→ TASK REQUIREMENTS: Among the entries below, count the lines that contain the word "Giovanni". Write down only the total.

═════ ENTRIES SUPPLIED ═════

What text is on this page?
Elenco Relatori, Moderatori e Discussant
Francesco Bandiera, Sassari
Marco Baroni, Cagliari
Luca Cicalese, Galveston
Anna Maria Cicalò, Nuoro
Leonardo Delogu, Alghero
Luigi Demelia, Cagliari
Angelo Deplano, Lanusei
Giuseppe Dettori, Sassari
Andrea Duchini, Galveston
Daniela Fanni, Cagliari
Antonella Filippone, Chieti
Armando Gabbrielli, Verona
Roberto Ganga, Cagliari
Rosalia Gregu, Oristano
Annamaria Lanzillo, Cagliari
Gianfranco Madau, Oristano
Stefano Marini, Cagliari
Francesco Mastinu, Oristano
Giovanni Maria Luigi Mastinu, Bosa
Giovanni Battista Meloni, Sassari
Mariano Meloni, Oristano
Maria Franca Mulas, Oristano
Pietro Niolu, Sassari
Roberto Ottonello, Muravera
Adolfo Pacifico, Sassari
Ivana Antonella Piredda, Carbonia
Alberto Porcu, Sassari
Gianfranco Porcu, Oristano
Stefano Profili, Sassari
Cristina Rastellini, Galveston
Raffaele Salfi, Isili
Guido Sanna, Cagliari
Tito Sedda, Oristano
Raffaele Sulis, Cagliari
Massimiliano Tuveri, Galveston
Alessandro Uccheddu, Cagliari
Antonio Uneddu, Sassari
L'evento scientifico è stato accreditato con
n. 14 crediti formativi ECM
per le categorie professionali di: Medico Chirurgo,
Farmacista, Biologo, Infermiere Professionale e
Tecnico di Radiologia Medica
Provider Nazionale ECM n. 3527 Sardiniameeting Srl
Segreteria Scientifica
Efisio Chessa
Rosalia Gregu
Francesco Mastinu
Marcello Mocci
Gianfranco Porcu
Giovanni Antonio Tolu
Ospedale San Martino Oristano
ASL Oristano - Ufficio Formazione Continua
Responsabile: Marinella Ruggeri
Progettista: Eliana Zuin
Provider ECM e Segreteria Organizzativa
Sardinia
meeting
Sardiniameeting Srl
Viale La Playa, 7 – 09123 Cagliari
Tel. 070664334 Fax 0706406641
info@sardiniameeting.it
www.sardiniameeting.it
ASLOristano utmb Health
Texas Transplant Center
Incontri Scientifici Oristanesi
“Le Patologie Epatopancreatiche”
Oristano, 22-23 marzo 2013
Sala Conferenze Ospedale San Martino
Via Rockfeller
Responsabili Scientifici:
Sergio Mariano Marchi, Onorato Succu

═════

→ ANSWER TO THE EXERCISE: 3